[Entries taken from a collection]
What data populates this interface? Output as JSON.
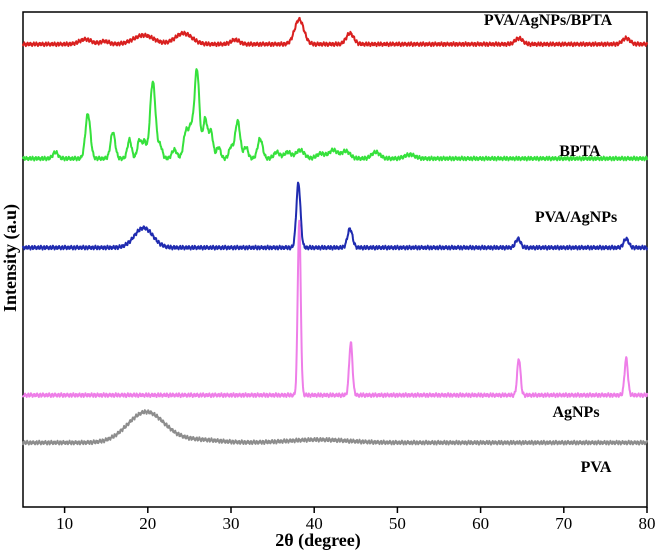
{
  "chart_data": {
    "type": "line",
    "xlabel": "2θ (degree)",
    "ylabel": "Intensity (a.u)",
    "xlim": [
      5,
      80
    ],
    "xticks": [
      10,
      20,
      30,
      40,
      50,
      60,
      70,
      80
    ],
    "grid": false,
    "legend": "inline labels at right",
    "series": [
      {
        "name": "PVA/AgNPs/BPTA",
        "color": "#d9201f",
        "baseline": 0.935,
        "peaks": [
          {
            "x": 12.5,
            "h": 0.01,
            "w": 0.7
          },
          {
            "x": 14.8,
            "h": 0.006,
            "w": 0.5
          },
          {
            "x": 19.5,
            "h": 0.018,
            "w": 1.2
          },
          {
            "x": 24.3,
            "h": 0.022,
            "w": 1.0
          },
          {
            "x": 30.5,
            "h": 0.009,
            "w": 0.5
          },
          {
            "x": 38.2,
            "h": 0.05,
            "w": 0.55
          },
          {
            "x": 44.3,
            "h": 0.022,
            "w": 0.45
          },
          {
            "x": 64.6,
            "h": 0.012,
            "w": 0.45
          },
          {
            "x": 77.5,
            "h": 0.012,
            "w": 0.45
          }
        ]
      },
      {
        "name": "BPTA",
        "color": "#36e13c",
        "baseline": 0.704,
        "peaks": [
          {
            "x": 8.9,
            "h": 0.013,
            "w": 0.3
          },
          {
            "x": 12.8,
            "h": 0.09,
            "w": 0.3
          },
          {
            "x": 15.8,
            "h": 0.053,
            "w": 0.28
          },
          {
            "x": 17.8,
            "h": 0.038,
            "w": 0.25
          },
          {
            "x": 19.0,
            "h": 0.038,
            "w": 0.25
          },
          {
            "x": 19.6,
            "h": 0.033,
            "w": 0.22
          },
          {
            "x": 20.6,
            "h": 0.155,
            "w": 0.33
          },
          {
            "x": 21.5,
            "h": 0.025,
            "w": 0.25
          },
          {
            "x": 23.2,
            "h": 0.018,
            "w": 0.3
          },
          {
            "x": 24.6,
            "h": 0.056,
            "w": 0.3
          },
          {
            "x": 25.2,
            "h": 0.053,
            "w": 0.25
          },
          {
            "x": 25.9,
            "h": 0.18,
            "w": 0.3
          },
          {
            "x": 26.9,
            "h": 0.08,
            "w": 0.28
          },
          {
            "x": 27.6,
            "h": 0.053,
            "w": 0.25
          },
          {
            "x": 28.5,
            "h": 0.023,
            "w": 0.25
          },
          {
            "x": 30.0,
            "h": 0.023,
            "w": 0.25
          },
          {
            "x": 30.8,
            "h": 0.076,
            "w": 0.3
          },
          {
            "x": 31.8,
            "h": 0.023,
            "w": 0.25
          },
          {
            "x": 33.5,
            "h": 0.04,
            "w": 0.3
          },
          {
            "x": 35.5,
            "h": 0.013,
            "w": 0.35
          },
          {
            "x": 36.8,
            "h": 0.013,
            "w": 0.4
          },
          {
            "x": 38.3,
            "h": 0.017,
            "w": 0.5
          },
          {
            "x": 40.8,
            "h": 0.01,
            "w": 0.5
          },
          {
            "x": 42.3,
            "h": 0.017,
            "w": 0.5
          },
          {
            "x": 43.8,
            "h": 0.015,
            "w": 0.5
          },
          {
            "x": 47.4,
            "h": 0.013,
            "w": 0.5
          },
          {
            "x": 51.5,
            "h": 0.008,
            "w": 0.6
          }
        ]
      },
      {
        "name": "PVA/AgNPs",
        "color": "#1f2bb0",
        "baseline": 0.524,
        "peaks": [
          {
            "x": 19.5,
            "h": 0.04,
            "w": 1.1
          },
          {
            "x": 38.1,
            "h": 0.13,
            "w": 0.25
          },
          {
            "x": 44.3,
            "h": 0.038,
            "w": 0.3
          },
          {
            "x": 64.5,
            "h": 0.018,
            "w": 0.3
          },
          {
            "x": 77.5,
            "h": 0.018,
            "w": 0.3
          }
        ]
      },
      {
        "name": "AgNPs",
        "color": "#ee7ee8",
        "baseline": 0.226,
        "peaks": [
          {
            "x": 38.2,
            "h": 0.352,
            "w": 0.18
          },
          {
            "x": 44.4,
            "h": 0.106,
            "w": 0.2
          },
          {
            "x": 64.6,
            "h": 0.074,
            "w": 0.2
          },
          {
            "x": 77.5,
            "h": 0.074,
            "w": 0.2
          }
        ]
      },
      {
        "name": "PVA",
        "color": "#8d8d8d",
        "baseline": 0.13,
        "peaks": [
          {
            "x": 19.8,
            "h": 0.062,
            "w": 2.2
          },
          {
            "x": 26.0,
            "h": 0.006,
            "w": 2.5
          },
          {
            "x": 40.5,
            "h": 0.006,
            "w": 3.5
          }
        ]
      }
    ]
  }
}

Task instructions: Pick out all lines from the data above in which the word "color" appears.

Complete answer:
        "color": "#d9201f",
        "color": "#36e13c",
        "color": "#1f2bb0",
        "color": "#ee7ee8",
        "color": "#8d8d8d",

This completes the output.